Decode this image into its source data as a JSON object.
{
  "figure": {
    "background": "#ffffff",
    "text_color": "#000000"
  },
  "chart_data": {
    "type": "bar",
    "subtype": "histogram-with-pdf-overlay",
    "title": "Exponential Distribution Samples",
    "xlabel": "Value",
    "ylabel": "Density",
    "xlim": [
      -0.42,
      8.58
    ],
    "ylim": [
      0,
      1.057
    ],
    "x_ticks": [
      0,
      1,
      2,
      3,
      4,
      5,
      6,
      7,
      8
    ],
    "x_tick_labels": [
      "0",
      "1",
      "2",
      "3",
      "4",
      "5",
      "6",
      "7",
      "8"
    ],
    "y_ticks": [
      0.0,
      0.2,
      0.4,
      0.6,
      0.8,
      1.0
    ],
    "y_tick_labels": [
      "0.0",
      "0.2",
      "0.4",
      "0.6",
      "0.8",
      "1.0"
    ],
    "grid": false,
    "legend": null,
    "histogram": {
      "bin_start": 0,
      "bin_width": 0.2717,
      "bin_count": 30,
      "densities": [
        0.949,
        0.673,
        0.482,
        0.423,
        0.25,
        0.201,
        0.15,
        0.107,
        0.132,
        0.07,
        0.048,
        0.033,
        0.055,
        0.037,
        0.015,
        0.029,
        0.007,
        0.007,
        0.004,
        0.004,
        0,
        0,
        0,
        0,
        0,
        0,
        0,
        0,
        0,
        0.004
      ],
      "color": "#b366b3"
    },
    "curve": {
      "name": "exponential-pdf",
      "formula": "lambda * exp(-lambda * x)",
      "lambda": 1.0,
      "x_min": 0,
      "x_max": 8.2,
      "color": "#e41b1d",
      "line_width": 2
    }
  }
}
###
### Task description
Every entry above needs to be quoted exactly.

### Response below
Decode this image into its source data as a JSON object.
{
  "figure": {
    "background": "#ffffff",
    "text_color": "#000000"
  },
  "chart_data": {
    "type": "bar",
    "subtype": "histogram-with-pdf-overlay",
    "title": "Exponential Distribution Samples",
    "xlabel": "Value",
    "ylabel": "Density",
    "xlim": [
      -0.42,
      8.58
    ],
    "ylim": [
      0,
      1.057
    ],
    "x_ticks": [
      0,
      1,
      2,
      3,
      4,
      5,
      6,
      7,
      8
    ],
    "x_tick_labels": [
      "0",
      "1",
      "2",
      "3",
      "4",
      "5",
      "6",
      "7",
      "8"
    ],
    "y_ticks": [
      0.0,
      0.2,
      0.4,
      0.6,
      0.8,
      1.0
    ],
    "y_tick_labels": [
      "0.0",
      "0.2",
      "0.4",
      "0.6",
      "0.8",
      "1.0"
    ],
    "grid": false,
    "legend": null,
    "histogram": {
      "bin_start": 0,
      "bin_width": 0.2717,
      "bin_count": 30,
      "densities": [
        0.949,
        0.673,
        0.482,
        0.423,
        0.25,
        0.201,
        0.15,
        0.107,
        0.132,
        0.07,
        0.048,
        0.033,
        0.055,
        0.037,
        0.015,
        0.029,
        0.007,
        0.007,
        0.004,
        0.004,
        0,
        0,
        0,
        0,
        0,
        0,
        0,
        0,
        0,
        0.004
      ],
      "color": "#b366b3"
    },
    "curve": {
      "name": "exponential-pdf",
      "formula": "lambda * exp(-lambda * x)",
      "lambda": 1.0,
      "x_min": 0,
      "x_max": 8.2,
      "color": "#e41b1d",
      "line_width": 2
    }
  }
}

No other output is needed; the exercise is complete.